Set down the material below in full, matching it exactly.

### Recorded data ###

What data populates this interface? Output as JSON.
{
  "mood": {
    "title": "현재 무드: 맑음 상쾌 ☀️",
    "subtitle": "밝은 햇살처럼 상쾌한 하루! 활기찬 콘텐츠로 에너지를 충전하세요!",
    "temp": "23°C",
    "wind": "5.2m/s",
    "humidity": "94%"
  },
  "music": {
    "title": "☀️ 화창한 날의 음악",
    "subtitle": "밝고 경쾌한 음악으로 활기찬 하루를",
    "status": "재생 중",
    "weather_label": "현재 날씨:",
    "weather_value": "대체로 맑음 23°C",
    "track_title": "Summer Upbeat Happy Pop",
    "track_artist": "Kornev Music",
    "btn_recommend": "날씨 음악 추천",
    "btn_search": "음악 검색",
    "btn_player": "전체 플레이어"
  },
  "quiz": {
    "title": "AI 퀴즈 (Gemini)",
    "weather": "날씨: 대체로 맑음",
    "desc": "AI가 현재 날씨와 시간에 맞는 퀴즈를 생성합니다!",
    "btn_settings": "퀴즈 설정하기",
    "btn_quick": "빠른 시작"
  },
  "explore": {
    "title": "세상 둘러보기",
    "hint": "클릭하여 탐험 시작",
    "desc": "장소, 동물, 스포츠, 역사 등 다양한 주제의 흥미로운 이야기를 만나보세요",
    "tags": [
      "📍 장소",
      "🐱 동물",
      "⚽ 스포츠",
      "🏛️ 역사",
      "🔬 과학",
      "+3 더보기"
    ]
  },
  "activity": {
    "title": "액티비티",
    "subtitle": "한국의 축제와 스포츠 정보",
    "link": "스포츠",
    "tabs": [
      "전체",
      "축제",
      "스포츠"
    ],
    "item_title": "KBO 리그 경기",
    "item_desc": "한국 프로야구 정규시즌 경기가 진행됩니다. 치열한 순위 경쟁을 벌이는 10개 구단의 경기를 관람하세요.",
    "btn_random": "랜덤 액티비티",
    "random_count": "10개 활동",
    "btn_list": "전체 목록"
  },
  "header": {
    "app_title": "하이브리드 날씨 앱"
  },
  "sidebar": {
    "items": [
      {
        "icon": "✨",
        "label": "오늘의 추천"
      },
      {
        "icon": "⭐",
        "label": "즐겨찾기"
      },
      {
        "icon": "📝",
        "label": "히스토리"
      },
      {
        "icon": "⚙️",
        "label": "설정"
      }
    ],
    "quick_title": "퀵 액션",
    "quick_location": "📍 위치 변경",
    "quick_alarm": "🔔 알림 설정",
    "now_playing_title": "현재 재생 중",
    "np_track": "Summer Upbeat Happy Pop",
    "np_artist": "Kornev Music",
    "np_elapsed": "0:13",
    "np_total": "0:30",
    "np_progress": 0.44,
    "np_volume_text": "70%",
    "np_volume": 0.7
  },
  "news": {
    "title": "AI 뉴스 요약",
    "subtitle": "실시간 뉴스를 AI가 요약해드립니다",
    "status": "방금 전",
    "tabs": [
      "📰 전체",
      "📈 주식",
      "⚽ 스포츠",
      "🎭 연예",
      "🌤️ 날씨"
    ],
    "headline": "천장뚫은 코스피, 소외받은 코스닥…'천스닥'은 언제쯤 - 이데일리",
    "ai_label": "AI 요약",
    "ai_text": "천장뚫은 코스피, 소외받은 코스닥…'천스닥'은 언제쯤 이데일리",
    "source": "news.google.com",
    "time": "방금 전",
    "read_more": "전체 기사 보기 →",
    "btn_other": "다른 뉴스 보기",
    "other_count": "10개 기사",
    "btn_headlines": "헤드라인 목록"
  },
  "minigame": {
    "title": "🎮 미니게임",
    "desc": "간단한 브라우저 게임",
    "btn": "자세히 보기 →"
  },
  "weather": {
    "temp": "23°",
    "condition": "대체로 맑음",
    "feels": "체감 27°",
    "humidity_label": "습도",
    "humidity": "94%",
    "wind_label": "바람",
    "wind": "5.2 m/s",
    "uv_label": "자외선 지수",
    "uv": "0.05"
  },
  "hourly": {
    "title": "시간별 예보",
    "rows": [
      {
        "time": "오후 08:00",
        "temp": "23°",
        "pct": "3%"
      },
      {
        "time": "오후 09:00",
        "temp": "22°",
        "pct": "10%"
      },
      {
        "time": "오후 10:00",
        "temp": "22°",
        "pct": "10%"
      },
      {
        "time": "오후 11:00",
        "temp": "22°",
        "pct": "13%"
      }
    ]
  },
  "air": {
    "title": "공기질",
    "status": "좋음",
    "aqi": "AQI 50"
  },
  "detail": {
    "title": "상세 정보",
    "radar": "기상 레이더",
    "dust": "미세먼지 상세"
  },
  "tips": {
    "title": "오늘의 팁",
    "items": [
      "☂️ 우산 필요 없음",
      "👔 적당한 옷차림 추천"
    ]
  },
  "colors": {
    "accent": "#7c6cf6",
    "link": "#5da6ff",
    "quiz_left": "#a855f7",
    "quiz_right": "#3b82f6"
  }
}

###

• Correct result
What data populates this interface? Output as JSON.
{
  "mood": {
    "title": "현재 무드: 맑음 상쾌 ☀️",
    "subtitle": "밝은 햇살처럼 상쾌한 하루! 활기찬 콘텐츠로 에너지를 충전하세요!",
    "temp": "23°C",
    "wind": "5.2m/s",
    "humidity": "94%"
  },
  "music": {
    "title": "☀️ 화창한 날의 음악",
    "subtitle": "밝고 경쾌한 음악으로 활기찬 하루를",
    "status": "재생 중",
    "weather_label": "현재 날씨:",
    "weather_value": "대체로 맑음 23°C",
    "track_title": "Summer Upbeat Happy Pop",
    "track_artist": "Kornev Music",
    "btn_recommend": "날씨 음악 추천",
    "btn_search": "음악 검색",
    "btn_player": "전체 플레이어"
  },
  "quiz": {
    "title": "AI 퀴즈 (Gemini)",
    "weather": "날씨: 대체로 맑음",
    "desc": "AI가 현재 날씨와 시간에 맞는 퀴즈를 생성합니다!",
    "btn_settings": "퀴즈 설정하기",
    "btn_quick": "빠른 시작"
  },
  "explore": {
    "title": "세상 둘러보기",
    "hint": "클릭하여 탐험 시작",
    "desc": "장소, 동물, 스포츠, 역사 등 다양한 주제의 흥미로운 이야기를 만나보세요",
    "tags": [
      "📍 장소",
      "🐱 동물",
      "⚽ 스포츠",
      "🏛️ 역사",
      "🔬 과학",
      "+3 더보기"
    ]
  },
  "activity": {
    "title": "액티비티",
    "subtitle": "한국의 축제와 스포츠 정보",
    "link": "스포츠",
    "tabs": [
      "전체",
      "축제",
      "스포츠"
    ],
    "item_title": "KBO 리그 경기",
    "item_desc": "한국 프로야구 정규시즌 경기가 진행됩니다. 치열한 순위 경쟁을 벌이는 10개 구단의 경기를 관람하세요.",
    "btn_random": "랜덤 액티비티",
    "random_count": "10개 활동",
    "btn_list": "전체 목록"
  },
  "header": {
    "app_title": "하이브리드 날씨 앱"
  },
  "sidebar": {
    "items": [
      {
        "icon": "✨",
        "label": "오늘의 추천"
      },
      {
        "icon": "⭐",
        "label": "즐겨찾기"
      },
      {
        "icon": "📝",
        "label": "히스토리"
      },
      {
        "icon": "⚙️",
        "label": "설정"
      }
    ],
    "quick_title": "퀵 액션",
    "quick_location": "📍 위치 변경",
    "quick_alarm": "🔔 알림 설정",
    "now_playing_title": "현재 재생 중",
    "np_track": "Summer Upbeat Happy Pop",
    "np_artist": "Kornev Music",
    "np_elapsed": "0:13",
    "np_total": "0:30",
    "np_progress": 0.44,
    "np_volume_text": "70%",
    "np_volume": 0.7
  },
  "news": {
    "title": "AI 뉴스 요약",
    "subtitle": "실시간 뉴스를 AI가 요약해드립니다",
    "status": "방금 전",
    "tabs": [
      "📰 전체",
      "📈 주식",
      "⚽ 스포츠",
      "🎭 연예",
      "🌤️ 날씨"
    ],
    "headline": "천장뚫은 코스피, 소외받은 코스닥…'천스닥'은 언제쯤 - 이데일리",
    "ai_label": "AI 요약",
    "ai_text": "천장뚫은 코스피, 소외받은 코스닥…'천스닥'은 언제쯤 이데일리",
    "source": "news.google.com",
    "time": "방금 전",
    "read_more": "전체 기사 보기 →",
    "btn_other": "다른 뉴스 보기",
    "other_count": "10개 기사",
    "btn_headlines": "헤드라인 목록"
  },
  "minigame": {
    "title": "🎮 미니게임",
    "desc": "간단한 브라우저 게임",
    "btn": "자세히 보기 →"
  },
  "weather": {
    "temp": "23°",
    "condition": "대체로 맑음",
    "feels": "체감 27°",
    "humidity_label": "습도",
    "humidity": "94%",
    "wind_label": "바람",
    "wind": "5.2 m/s",
    "uv_label": "자외선 지수",
    "uv": "0.05"
  },
  "hourly": {
    "title": "시간별 예보",
    "rows": [
      {
        "time": "오후 08:00",
        "temp": "23°",
        "pct": "3%"
      },
      {
        "time": "오후 09:00",
        "temp": "22°",
        "pct": "10%"
      },
      {
        "time": "오후 10:00",
        "temp": "22°",
        "pct": "10%"
      },
      {
        "time": "오후 11:00",
        "temp": "22°",
        "pct": "13%"
      }
    ]
  },
  "air": {
    "title": "공기질",
    "status": "좋음",
    "aqi": "AQI 50"
  },
  "detail": {
    "title": "상세 정보",
    "radar": "기상 레이더",
    "dust": "미세먼지 상세"
  },
  "tips": {
    "title": "오늘의 팁",
    "items": [
      "☂️ 우산 필요 없음",
      "👔 적당한 옷차림 추천"
    ]
  },
  "colors": {
    "accent": "#7c6cf6",
    "link": "#5da6ff",
    "quiz_left": "#a855f7",
    "quiz_right": "#3b82f6"
  }
}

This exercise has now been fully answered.